+++ Data section

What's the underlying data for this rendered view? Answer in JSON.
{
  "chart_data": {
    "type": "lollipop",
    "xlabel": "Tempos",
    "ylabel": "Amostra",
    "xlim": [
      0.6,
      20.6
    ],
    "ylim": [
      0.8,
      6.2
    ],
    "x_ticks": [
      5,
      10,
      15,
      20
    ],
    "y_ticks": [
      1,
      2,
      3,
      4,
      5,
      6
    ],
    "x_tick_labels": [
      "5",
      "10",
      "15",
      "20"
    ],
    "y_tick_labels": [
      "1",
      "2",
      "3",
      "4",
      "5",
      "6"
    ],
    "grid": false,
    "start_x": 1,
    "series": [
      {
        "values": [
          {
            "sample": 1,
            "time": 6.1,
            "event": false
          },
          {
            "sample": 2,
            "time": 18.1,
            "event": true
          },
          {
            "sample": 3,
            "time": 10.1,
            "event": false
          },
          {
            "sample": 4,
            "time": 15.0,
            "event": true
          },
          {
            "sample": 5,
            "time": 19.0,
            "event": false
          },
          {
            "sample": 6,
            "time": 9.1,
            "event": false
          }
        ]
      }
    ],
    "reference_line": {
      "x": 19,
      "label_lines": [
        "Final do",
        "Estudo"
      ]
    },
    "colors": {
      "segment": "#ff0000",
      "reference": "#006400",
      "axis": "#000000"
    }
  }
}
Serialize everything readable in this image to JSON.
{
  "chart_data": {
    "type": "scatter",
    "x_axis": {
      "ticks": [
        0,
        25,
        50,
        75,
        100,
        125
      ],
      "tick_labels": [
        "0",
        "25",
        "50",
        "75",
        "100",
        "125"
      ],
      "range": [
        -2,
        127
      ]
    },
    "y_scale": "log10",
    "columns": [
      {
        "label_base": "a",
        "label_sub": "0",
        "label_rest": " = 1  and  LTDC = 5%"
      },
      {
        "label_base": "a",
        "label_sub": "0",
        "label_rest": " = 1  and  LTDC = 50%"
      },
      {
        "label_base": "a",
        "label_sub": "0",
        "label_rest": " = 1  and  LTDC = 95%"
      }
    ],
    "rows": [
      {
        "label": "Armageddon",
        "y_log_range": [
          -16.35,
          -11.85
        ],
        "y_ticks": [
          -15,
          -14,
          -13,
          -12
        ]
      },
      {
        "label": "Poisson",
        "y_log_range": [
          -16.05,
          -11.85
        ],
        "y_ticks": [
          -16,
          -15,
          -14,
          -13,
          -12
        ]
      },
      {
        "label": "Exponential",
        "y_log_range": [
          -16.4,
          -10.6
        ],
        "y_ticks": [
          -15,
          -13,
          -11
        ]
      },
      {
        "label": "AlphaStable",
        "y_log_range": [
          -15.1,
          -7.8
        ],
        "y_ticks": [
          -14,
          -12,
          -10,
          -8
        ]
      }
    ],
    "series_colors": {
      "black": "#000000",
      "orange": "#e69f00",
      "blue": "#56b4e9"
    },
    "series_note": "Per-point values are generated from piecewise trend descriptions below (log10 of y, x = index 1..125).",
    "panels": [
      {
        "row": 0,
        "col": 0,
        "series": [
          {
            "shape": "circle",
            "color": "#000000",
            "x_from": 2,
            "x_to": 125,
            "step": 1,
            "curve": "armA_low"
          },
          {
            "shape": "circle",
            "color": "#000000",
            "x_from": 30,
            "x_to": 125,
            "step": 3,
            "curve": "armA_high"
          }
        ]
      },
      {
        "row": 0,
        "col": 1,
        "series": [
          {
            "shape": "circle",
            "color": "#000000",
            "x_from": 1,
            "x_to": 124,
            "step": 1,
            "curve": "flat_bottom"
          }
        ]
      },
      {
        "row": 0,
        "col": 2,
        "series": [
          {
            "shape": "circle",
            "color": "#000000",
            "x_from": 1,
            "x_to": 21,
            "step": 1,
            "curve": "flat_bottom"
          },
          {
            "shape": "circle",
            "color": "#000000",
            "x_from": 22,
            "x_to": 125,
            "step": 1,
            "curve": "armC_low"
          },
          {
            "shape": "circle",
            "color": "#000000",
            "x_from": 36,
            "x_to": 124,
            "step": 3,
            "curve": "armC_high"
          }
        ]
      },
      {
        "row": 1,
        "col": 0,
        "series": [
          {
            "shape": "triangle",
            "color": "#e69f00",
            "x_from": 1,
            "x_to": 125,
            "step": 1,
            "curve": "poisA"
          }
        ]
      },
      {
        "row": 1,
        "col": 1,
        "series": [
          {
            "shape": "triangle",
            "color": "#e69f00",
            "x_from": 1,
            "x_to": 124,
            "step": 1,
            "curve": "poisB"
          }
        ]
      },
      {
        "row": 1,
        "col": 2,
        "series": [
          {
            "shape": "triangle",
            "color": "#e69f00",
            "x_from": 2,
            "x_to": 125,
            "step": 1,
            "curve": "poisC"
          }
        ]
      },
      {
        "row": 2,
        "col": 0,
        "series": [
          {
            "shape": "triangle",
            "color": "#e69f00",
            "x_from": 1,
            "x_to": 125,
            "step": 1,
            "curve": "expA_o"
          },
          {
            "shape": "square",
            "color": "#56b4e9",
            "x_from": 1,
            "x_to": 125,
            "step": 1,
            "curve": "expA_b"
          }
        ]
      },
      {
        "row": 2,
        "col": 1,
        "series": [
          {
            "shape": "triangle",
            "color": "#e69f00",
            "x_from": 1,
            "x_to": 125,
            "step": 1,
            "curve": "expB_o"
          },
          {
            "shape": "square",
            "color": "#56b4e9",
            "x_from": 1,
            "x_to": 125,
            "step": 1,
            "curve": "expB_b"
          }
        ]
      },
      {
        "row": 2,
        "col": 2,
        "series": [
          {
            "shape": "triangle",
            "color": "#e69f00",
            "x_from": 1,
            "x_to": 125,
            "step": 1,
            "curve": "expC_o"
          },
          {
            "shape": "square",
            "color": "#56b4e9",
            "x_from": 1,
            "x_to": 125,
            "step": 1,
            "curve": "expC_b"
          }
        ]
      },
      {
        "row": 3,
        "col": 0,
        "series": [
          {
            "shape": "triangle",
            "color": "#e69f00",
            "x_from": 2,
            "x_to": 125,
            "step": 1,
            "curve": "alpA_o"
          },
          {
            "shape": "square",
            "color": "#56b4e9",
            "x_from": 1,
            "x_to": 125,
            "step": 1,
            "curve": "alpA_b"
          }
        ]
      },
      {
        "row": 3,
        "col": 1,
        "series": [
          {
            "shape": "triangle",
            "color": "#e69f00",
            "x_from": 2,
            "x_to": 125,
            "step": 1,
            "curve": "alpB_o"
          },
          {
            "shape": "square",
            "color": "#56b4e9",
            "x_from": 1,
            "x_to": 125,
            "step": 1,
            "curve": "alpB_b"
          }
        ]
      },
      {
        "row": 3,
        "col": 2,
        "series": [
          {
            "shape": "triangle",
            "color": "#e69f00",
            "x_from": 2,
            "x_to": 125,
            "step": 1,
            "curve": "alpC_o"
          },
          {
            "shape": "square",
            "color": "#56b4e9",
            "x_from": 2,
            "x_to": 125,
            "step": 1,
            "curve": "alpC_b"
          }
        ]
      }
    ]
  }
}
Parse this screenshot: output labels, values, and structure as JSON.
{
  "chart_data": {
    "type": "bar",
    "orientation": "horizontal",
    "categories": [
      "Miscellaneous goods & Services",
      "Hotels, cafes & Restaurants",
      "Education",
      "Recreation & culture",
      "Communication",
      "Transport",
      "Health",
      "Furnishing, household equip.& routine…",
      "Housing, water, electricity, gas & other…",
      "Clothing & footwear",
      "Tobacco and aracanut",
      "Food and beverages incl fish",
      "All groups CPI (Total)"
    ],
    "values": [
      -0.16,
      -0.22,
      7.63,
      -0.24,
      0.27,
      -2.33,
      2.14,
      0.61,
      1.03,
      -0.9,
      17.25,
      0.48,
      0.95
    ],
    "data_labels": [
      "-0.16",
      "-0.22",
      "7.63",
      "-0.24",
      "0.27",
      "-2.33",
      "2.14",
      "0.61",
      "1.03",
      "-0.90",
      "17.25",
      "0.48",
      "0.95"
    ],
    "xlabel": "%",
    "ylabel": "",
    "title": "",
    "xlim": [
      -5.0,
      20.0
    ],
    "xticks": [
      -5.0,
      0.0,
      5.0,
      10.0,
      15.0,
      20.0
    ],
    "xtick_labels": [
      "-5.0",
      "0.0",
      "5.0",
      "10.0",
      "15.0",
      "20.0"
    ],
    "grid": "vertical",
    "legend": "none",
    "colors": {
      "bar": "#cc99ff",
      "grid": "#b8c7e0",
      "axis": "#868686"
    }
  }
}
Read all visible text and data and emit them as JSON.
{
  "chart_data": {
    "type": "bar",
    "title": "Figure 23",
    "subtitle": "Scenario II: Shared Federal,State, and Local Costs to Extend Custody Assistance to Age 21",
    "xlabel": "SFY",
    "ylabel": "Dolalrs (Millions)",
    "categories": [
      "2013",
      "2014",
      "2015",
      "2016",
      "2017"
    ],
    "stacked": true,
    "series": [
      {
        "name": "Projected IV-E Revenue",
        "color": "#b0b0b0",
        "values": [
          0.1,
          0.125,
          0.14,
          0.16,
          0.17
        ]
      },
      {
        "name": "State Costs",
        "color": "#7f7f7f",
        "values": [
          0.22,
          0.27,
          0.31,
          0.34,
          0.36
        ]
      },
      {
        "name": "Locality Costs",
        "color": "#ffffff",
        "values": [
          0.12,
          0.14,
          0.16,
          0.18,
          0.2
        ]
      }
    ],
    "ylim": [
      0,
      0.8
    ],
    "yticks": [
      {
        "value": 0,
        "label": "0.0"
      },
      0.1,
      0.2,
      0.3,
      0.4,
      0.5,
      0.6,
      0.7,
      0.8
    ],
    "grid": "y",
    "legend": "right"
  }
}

++++++

Identify each line in the records above containing the word "sample"; copy those lines.

            "sample": 1,
            "sample": 2,
            "sample": 3,
            "sample": 4,
            "sample": 5,
            "sample": 6,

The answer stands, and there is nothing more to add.